§ **REQUIREMENT 1**
In the article on racial profiling that follows, return the stretch from "She knows what" through "ones are next." word for word.
§ **REQUIREMENT 2**
Answer these questions using the article on racial profiling below:
(a) Which university did Tshaka attend?
(b) In what city did Vernellia Randall grow up?
(c) How old was Darren Wilson, according to the article?

§ **TEXT**
==================================================

Law professor feels racial profiling remains strong in America

Ferguson, Mo. "This must stop," yells a protester to Missouri National Guardsmen who were posted outside the Ferguson Police Department on Wednesday, Nov 26, 2014, during protests over the grand jury decision in the Michael Brown case. Photo: AP Photo/St. Louis Post-Dispatch, Laurie Skrivan

WASHINGTON — When Vernellia Randall’s son, Tshaka, attended the University of Dayton in Ohio, police often stopped and questioned him as he walked home through the historically white, upper middle-class neighbourhood of Oakwood where the Randalls lived.

Like Michael Brown, the unarmed 18-year-old who was shot dead by a policeman Aug. 9 in Ferguson, Mo.,  Tshaka was a big boy.

Vernellia worried that one day her son might react angrily to the police harassment and get himself arrested or, worse, shot. So she decided to take action.

“I went to the police chief and had a conversation with him,” she recalled. “I told him that we are part of this community. He was white. He didn’t want to admit that it was happening. But I showed him a picture of my son and told him, ‘Look, it has to stop because sooner or later my six-foot-three, 300-pound 19-year-old is going to get pissed.’ It stopped for a while and then started back up with my younger son.”

Randall, 70, is a law professor at the University of Dayton specializing in racism in various sectors of society, including justice and health care. She grew up in Amarillo, Texas, in the Jim Crow era that essentially rendered Texas an apartheid state.

She knows what a black mother has to do to keep her children safe in America.

You can tell your boy not to get angry, but young people don’t always listen to their parents, she said laughing.

“First time stopped, OK, second time, OK, but the third time you get mad and you say something smart and then the cop gets scared ’cause you’re big and now we’ve got a dead teenager on the ground because the cop doesn’t have the training or whatever to control the situation,” she said.

This is the reason why the killing of Michael Brown resonates throughout African-American communities in the U.S., she said. They feel they or their loved ones are next.

“There’s an anti-black racism in the society that dates back to slavery and that has just morphed with the age,” she said.

Many in the black community became particularly incensed when Darren Wilson, 28, the policeman who killed Brown, said on CNN that he would do it again.

“In his eyes he killed a dangerous person,” she said. “His eyes come from his training. And that’s part of the problem with the justice system. The justice system only holds officers to the standard of their training and so the problem is when you begin to train them in a way that makes them lethal for groups of people such as blacks and the mentally ill.”

That training has essentially created a ‘shoot first and ask questions later’ mentality designed, above all, to protect the police officer, she said.

Crime statistics prove that throughout the U.S., police target blacks far more than whites. Even in communities where blacks are a small minority, they are more likely than whites to be stopped, more likely to be arrested and suffer more severe penalties than whites for the same crimes.

==================================================

§ **SOURCE EXCERPT**
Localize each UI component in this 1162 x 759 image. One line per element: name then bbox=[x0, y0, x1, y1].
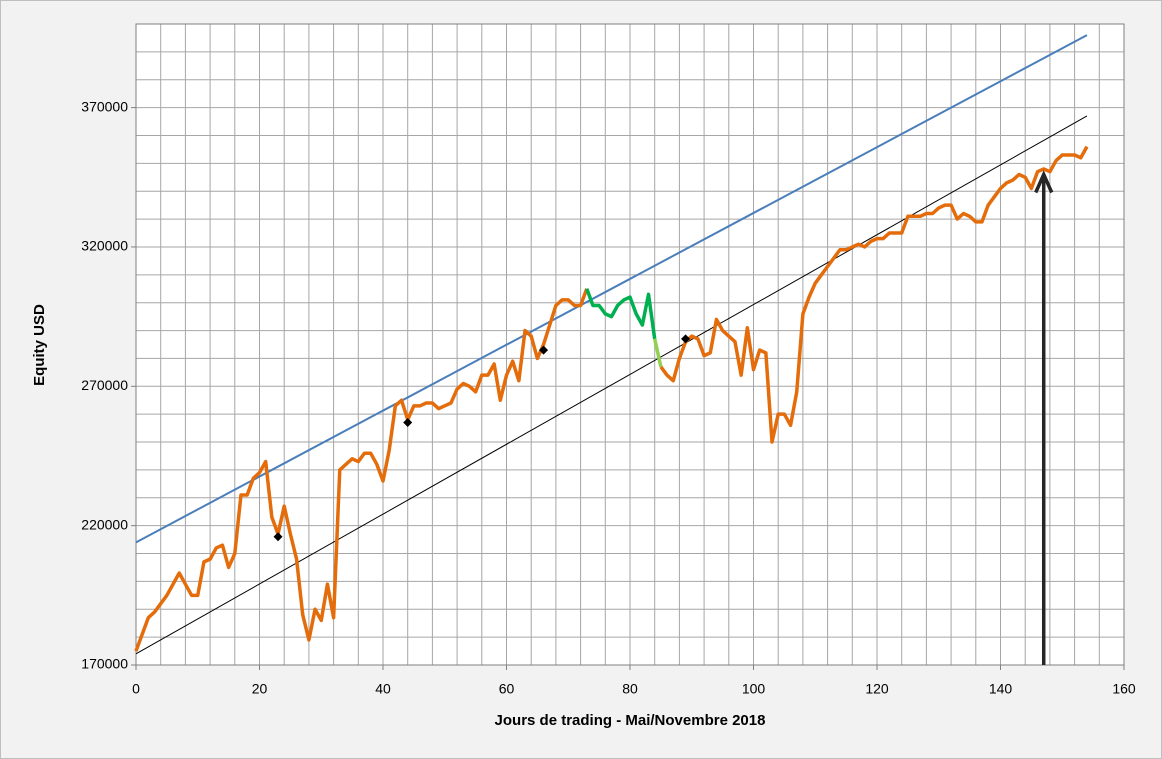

==================================================

§ **COMPLETE ANSWER 1**
She knows what a black mother has to do to keep her children safe in America.

You can tell your boy not to get angry, but young people don’t always listen to their parents, she said laughing.

“First time stopped, OK, second time, OK, but the third time you get mad and you say something smart and then the cop gets scared ’cause you’re big and now we’ve got a dead teenager on the ground because the cop doesn’t have the training or whatever to control the situation,” she said.

This is the reason why the killing of Michael Brown resonates throughout African-American communities in the U.S., she said. They feel they or their loved ones are next.

§ **COMPLETE ANSWER 2**
(a) The University of Dayton in Ohio.
(b) Amarillo, Texas.
(c) 28.